### Direction
In the material below, find each line holding the string "Daily" and copy it.

### Data to use
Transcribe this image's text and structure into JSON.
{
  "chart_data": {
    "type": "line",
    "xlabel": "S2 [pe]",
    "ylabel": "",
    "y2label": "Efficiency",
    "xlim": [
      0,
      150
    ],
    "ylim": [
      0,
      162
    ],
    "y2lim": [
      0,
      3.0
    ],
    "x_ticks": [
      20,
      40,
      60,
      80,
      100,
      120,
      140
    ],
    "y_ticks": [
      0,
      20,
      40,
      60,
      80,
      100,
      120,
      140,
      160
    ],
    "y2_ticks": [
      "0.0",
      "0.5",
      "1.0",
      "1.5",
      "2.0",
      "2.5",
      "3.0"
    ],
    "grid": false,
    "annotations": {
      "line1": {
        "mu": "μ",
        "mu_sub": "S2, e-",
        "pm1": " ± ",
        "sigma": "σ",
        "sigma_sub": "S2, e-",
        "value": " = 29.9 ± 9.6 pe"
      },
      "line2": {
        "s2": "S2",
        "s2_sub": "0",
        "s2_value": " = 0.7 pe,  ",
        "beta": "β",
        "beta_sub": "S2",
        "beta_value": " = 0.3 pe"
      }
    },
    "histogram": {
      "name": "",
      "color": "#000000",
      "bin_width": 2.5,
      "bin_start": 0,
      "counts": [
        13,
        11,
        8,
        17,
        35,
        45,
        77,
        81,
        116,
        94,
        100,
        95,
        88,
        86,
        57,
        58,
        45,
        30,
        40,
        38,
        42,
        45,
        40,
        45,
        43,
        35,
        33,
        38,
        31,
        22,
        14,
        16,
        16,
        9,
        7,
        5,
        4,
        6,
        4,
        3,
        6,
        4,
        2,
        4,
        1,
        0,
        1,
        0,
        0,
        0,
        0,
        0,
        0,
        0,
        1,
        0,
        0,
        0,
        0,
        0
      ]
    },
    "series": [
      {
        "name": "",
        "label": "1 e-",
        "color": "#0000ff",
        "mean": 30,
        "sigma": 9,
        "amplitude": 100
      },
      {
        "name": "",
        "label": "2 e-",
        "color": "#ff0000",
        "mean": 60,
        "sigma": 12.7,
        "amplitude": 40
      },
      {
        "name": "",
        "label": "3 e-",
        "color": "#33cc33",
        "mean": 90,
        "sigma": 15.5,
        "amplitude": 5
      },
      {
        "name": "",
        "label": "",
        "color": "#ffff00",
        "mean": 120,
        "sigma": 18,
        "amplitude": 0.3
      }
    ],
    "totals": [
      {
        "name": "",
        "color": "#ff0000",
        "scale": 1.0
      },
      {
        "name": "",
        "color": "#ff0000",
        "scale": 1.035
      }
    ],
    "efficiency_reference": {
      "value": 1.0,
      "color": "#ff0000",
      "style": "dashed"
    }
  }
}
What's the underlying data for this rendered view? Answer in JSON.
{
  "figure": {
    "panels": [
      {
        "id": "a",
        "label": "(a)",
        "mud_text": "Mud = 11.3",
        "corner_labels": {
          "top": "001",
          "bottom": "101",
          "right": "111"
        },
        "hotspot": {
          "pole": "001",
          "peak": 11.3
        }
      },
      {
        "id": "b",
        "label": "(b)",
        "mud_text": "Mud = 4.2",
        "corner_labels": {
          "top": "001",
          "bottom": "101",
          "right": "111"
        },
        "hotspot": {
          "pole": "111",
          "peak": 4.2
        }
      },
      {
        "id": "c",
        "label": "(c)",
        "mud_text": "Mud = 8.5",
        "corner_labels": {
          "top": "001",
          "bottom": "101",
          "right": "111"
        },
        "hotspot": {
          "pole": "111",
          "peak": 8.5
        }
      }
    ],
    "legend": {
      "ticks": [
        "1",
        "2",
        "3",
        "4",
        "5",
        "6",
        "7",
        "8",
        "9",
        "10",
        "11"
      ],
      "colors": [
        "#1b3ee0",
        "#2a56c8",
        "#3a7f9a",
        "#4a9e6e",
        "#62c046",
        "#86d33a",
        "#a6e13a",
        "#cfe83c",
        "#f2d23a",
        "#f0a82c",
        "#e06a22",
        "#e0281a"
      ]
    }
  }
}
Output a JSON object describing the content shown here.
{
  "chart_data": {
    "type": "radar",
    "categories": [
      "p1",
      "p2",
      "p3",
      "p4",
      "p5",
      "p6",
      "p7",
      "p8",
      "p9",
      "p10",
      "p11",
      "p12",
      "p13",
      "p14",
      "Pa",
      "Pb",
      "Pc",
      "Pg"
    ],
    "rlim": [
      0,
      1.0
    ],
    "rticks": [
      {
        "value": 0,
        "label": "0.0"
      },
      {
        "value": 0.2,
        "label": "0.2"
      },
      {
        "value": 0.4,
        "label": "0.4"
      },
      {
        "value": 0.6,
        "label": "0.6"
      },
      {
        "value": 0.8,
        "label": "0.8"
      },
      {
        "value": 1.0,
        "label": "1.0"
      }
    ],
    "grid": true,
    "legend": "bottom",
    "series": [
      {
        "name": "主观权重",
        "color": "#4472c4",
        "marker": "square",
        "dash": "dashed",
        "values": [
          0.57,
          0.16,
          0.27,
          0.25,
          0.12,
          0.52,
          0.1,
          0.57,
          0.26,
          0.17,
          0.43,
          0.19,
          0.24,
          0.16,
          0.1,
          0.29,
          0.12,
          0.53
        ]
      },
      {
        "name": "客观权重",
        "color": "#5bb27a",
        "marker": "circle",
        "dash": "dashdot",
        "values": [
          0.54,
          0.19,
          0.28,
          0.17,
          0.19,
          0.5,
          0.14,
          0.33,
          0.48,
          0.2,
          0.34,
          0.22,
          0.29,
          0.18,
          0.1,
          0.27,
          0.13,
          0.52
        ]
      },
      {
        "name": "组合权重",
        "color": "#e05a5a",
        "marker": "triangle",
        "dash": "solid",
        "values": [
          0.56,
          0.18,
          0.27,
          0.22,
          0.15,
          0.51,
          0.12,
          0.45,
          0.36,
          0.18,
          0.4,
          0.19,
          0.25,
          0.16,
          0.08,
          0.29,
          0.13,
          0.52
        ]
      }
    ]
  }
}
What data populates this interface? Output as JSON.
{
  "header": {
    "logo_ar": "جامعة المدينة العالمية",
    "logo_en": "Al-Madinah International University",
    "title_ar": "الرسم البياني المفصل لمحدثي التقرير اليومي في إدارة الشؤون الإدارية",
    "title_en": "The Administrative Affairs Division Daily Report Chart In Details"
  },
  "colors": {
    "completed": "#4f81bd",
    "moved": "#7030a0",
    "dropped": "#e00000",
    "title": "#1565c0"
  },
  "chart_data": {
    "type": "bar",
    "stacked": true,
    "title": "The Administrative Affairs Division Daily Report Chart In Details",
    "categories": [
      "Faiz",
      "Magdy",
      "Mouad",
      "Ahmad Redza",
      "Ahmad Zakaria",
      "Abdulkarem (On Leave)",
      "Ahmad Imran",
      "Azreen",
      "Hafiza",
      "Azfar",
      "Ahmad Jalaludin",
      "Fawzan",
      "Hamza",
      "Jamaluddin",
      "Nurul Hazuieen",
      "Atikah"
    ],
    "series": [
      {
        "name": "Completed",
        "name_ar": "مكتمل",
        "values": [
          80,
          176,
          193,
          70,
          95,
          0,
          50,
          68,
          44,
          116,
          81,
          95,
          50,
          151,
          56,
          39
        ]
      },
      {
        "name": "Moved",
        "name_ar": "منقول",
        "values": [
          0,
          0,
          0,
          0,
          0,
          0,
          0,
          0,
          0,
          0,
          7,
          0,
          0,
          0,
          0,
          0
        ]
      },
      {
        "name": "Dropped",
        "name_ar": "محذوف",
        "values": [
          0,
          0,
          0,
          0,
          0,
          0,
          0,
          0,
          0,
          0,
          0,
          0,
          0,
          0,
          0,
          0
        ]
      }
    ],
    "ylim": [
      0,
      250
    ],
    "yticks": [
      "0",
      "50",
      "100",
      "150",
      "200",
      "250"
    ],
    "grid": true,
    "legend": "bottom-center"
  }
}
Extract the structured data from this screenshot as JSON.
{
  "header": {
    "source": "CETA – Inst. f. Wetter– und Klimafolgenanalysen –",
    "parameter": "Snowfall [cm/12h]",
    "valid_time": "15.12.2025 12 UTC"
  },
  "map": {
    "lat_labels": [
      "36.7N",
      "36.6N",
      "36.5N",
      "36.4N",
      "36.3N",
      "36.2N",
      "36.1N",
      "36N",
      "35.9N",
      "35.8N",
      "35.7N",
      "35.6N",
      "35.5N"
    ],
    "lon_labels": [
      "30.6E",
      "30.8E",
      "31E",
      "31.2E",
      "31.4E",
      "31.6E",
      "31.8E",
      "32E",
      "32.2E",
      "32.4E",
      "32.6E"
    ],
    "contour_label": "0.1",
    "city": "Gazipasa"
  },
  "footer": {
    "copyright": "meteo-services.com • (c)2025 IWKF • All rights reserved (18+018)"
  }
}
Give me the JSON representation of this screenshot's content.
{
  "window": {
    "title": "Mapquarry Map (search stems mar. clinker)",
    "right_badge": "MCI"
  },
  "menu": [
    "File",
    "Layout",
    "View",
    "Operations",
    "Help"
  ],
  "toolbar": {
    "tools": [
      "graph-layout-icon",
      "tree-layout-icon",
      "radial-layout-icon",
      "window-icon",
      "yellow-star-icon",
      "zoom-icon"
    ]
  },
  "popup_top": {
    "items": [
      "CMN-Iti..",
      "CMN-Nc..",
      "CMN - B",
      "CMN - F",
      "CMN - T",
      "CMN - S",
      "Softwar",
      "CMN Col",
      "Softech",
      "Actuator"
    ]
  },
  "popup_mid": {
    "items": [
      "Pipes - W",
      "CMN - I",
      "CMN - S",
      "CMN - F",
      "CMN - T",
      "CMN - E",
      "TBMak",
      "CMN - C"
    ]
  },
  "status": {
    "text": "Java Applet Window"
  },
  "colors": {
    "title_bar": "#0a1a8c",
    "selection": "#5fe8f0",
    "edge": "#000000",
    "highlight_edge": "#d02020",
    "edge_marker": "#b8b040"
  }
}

### Finished answer
    "title_en": "The Administrative Affairs Division Daily Report Chart In Details"
    "title": "The Administrative Affairs Division Daily Report Chart In Details",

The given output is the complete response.